> _Directive_:
Give the data below again exactly as written, without its pictures.

Dataset records

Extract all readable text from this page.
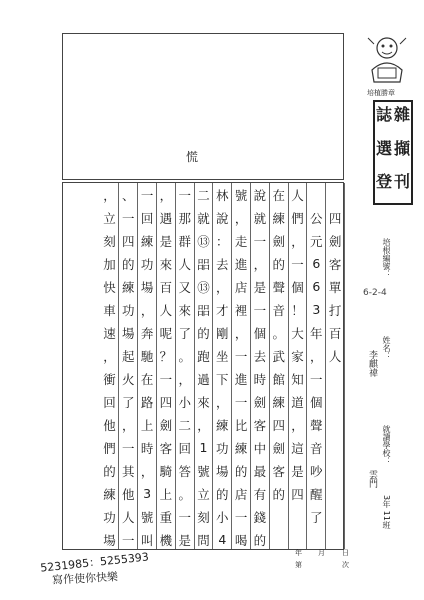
培植勝章
雜
誌
擷
選
刊
登
慌
四
劍
客
單
打
百
人
公
元
6
6
3
年
，
一
個
聲
音
吵
醒
了
人
們
，
一
個
！
大
家
知
道
，
這
是
四
在
練
劍
的
聲
音
。
武
館
練
四
劍
客
的
說
就
一
，
是
一
個
去
時
劍
客
中
最
有
錢
的
號
，
走
進
店
裡
，
一
進
一
比
練
的
店
一
喝
林
說
：
去
，
才
剛
坐
下
，
練
功
場
的
小
4
二
就
⑬
㗊
⑬
㗊
的
跑
過
來
，
1
號
立
刻
問
一
那
群
人
又
來
了
。
，
小
二
回
答
。
一
是
，
遇
是
來
百
人
呢
？
一
四
劍
客
騎
上
重
機
一
回
練
功
場
，
奔
馳
在
路
上
時
，
3
號
叫
、
一
四
的
練
功
場
起
火
了
，
一
其
他
人
一
，
立
刻
加
快
車
速
，
衝
回
他
們
的
練
功
場
培根編號：
6-2-4
姓名：
李麒禕
就讀學校：
雲門
3年 11班
年 月 日
第	次
5231985：5255393
寫作使你快樂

> _Task solution_:
Extract all readable text from this page.
培植勝章
雜
誌
擷
選
刊
登
慌
四
劍
客
單
打
百
人
公
元
6
6
3
年
，
一
個
聲
音
吵
醒
了
人
們
，
一
個
！
大
家
知
道
，
這
是
四
在
練
劍
的
聲
音
。
武
館
練
四
劍
客
的
說
就
一
，
是
一
個
去
時
劍
客
中
最
有
錢
的
號
，
走
進
店
裡
，
一
進
一
比
練
的
店
一
喝
林
說
：
去
，
才
剛
坐
下
，
練
功
場
的
小
4
二
就
⑬
㗊
⑬
㗊
的
跑
過
來
，
1
號
立
刻
問
一
那
群
人
又
來
了
。
，
小
二
回
答
。
一
是
，
遇
是
來
百
人
呢
？
一
四
劍
客
騎
上
重
機
一
回
練
功
場
，
奔
馳
在
路
上
時
，
3
號
叫
、
一
四
的
練
功
場
起
火
了
，
一
其
他
人
一
，
立
刻
加
快
車
速
，
衝
回
他
們
的
練
功
場
培根編號：
6-2-4
姓名：
李麒禕
就讀學校：
雲門
3年 11班
年 月 日
第	次
5231985：5255393
寫作使你快樂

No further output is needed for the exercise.